* Task prompt *
Give the number of lines containing the word "this" and nothing more.

* Dataset *
# # #

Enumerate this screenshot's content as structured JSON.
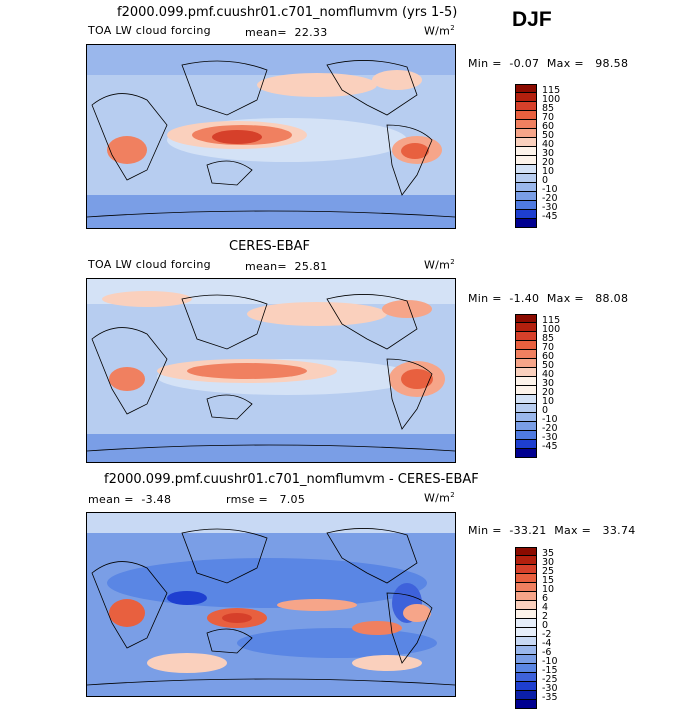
{
  "season": "DJF",
  "panels": [
    {
      "title": "f2000.099.pmf.cuushr01.c701_nomflumvm (yrs 1-5)",
      "field_label": "TOA LW cloud forcing",
      "mean_label": "mean=",
      "mean_value": "22.33",
      "units": "W/m",
      "units_sup": "2",
      "min_label": "Min =",
      "min_value": "-0.07",
      "max_label": "Max =",
      "max_value": "98.58",
      "colorbar_levels": [
        "115",
        "100",
        "85",
        "70",
        "60",
        "50",
        "40",
        "30",
        "20",
        "10",
        "0",
        "-10",
        "-20",
        "-30",
        "-45"
      ]
    },
    {
      "title": "CERES-EBAF",
      "field_label": "TOA LW cloud forcing",
      "mean_label": "mean=",
      "mean_value": "25.81",
      "units": "W/m",
      "units_sup": "2",
      "min_label": "Min =",
      "min_value": "-1.40",
      "max_label": "Max =",
      "max_value": "88.08",
      "colorbar_levels": [
        "115",
        "100",
        "85",
        "70",
        "60",
        "50",
        "40",
        "30",
        "20",
        "10",
        "0",
        "-10",
        "-20",
        "-30",
        "-45"
      ]
    },
    {
      "title": "f2000.099.pmf.cuushr01.c701_nomflumvm - CERES-EBAF",
      "mean_label": "mean =",
      "mean_value": "-3.48",
      "rmse_label": "rmse =",
      "rmse_value": "7.05",
      "units": "W/m",
      "units_sup": "2",
      "min_label": "Min =",
      "min_value": "-33.21",
      "max_label": "Max =",
      "max_value": "33.74",
      "colorbar_levels": [
        "35",
        "30",
        "25",
        "15",
        "10",
        "6",
        "4",
        "2",
        "0",
        "-2",
        "-4",
        "-6",
        "-10",
        "-15",
        "-25",
        "-30",
        "-35"
      ]
    }
  ],
  "colors": {
    "abs_palette": [
      "#8b0b00",
      "#b3200e",
      "#d6402a",
      "#e8603f",
      "#f08060",
      "#f6a589",
      "#fad0bd",
      "#fdf3ea",
      "#d4e2f6",
      "#b7cdf0",
      "#9ab7ec",
      "#7a9ee6",
      "#4f7ae0",
      "#1e3fd0",
      "#000090"
    ],
    "diff_palette": [
      "#8b0b00",
      "#b3200e",
      "#d6402a",
      "#e8603f",
      "#f08060",
      "#f6a589",
      "#fad0bd",
      "#fdf3ea",
      "#e6eefa",
      "#c8d9f4",
      "#9ab7ec",
      "#7a9ee6",
      "#5a86e4",
      "#3e62db",
      "#1e3fd0",
      "#0b1fa8",
      "#000090"
    ]
  }
}
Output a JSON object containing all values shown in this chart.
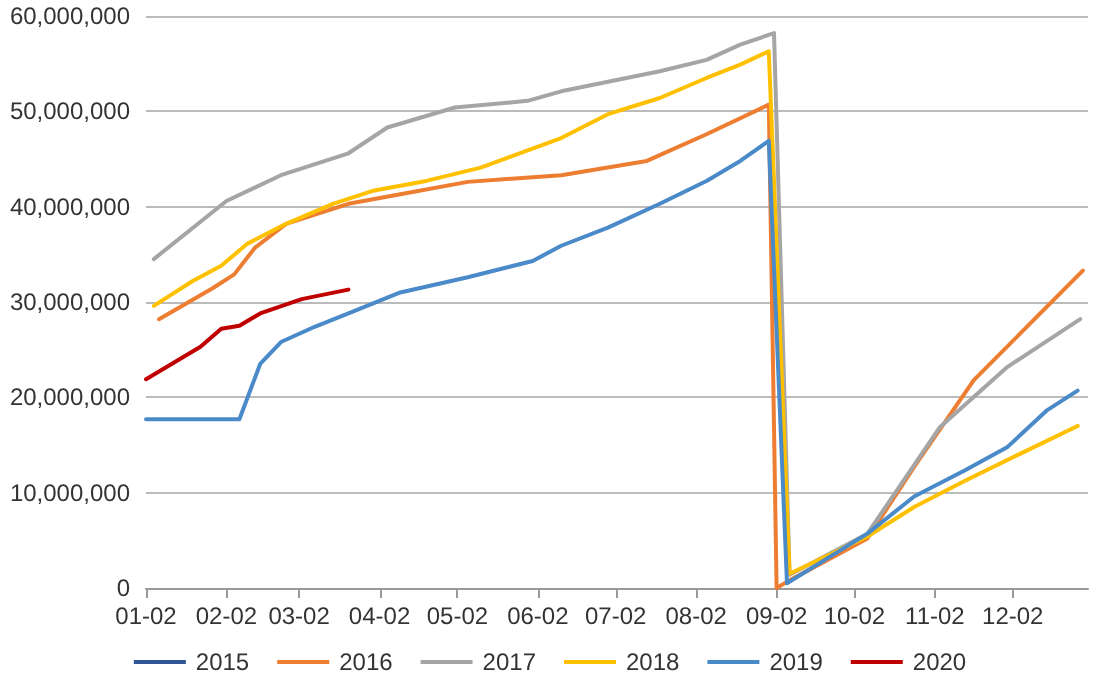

# # #

* Written answer *
2